Gather all lines in the entries below that include the word "label".

■ Exercise materials
::::
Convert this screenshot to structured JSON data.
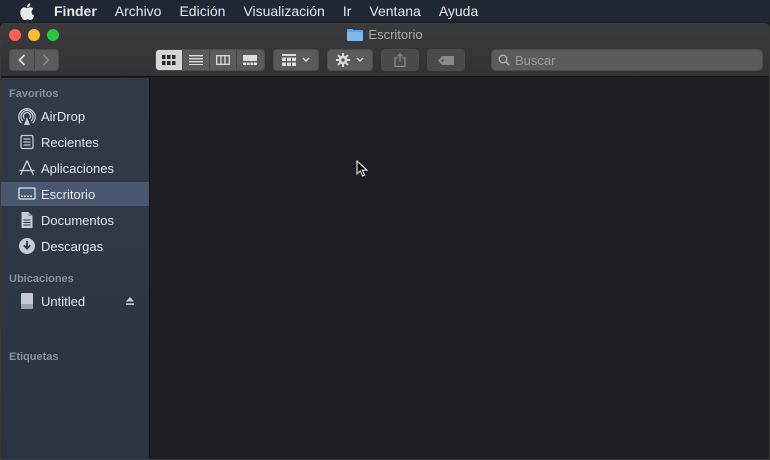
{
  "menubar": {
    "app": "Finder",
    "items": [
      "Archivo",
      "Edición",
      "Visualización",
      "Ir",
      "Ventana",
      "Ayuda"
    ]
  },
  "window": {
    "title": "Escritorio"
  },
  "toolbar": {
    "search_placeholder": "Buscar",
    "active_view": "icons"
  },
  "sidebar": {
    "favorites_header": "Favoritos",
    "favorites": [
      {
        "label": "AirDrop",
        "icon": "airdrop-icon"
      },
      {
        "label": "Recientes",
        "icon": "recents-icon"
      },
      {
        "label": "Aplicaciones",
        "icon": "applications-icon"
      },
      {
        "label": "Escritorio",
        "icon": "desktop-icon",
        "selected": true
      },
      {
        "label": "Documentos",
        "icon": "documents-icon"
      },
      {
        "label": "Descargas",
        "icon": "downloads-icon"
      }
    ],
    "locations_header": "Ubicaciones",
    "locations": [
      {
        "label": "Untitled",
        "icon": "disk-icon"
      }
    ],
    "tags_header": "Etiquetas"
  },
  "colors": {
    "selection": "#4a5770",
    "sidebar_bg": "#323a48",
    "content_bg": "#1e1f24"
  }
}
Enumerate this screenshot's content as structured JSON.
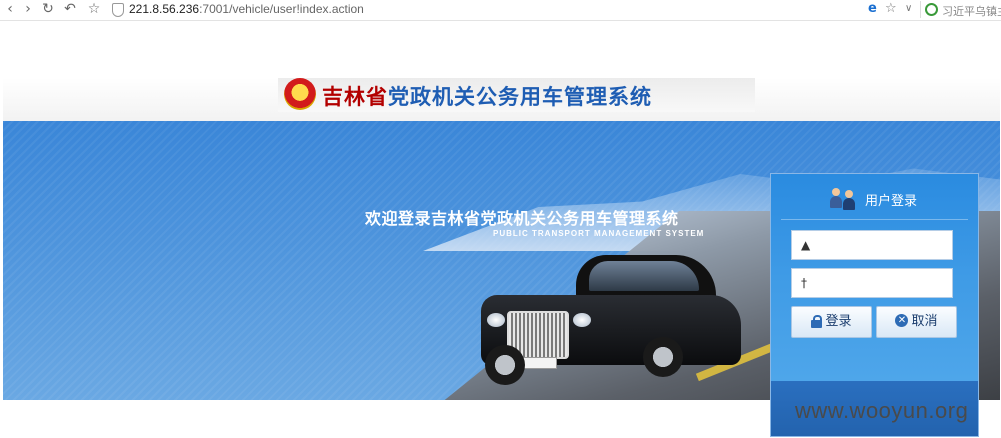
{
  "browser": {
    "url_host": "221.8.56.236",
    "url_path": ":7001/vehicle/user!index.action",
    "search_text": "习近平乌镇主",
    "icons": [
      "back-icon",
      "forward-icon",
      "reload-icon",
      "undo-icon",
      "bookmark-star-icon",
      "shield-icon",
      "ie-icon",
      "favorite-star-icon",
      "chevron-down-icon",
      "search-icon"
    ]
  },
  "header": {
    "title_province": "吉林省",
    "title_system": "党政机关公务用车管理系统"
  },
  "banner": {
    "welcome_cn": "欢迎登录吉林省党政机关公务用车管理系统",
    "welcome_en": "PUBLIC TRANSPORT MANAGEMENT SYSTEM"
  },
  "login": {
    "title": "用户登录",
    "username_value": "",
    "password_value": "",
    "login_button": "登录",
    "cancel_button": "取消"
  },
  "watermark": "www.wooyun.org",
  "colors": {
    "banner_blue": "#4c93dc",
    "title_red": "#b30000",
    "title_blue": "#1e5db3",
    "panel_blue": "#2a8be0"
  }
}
::::
■ The solution
        "label": "AirDrop",
        "label": "Recientes",
        "label": "Aplicaciones",
        "label": "Escritorio",
        "label": "Documentos",
        "label": "Descargas",
        "label": "Untitled",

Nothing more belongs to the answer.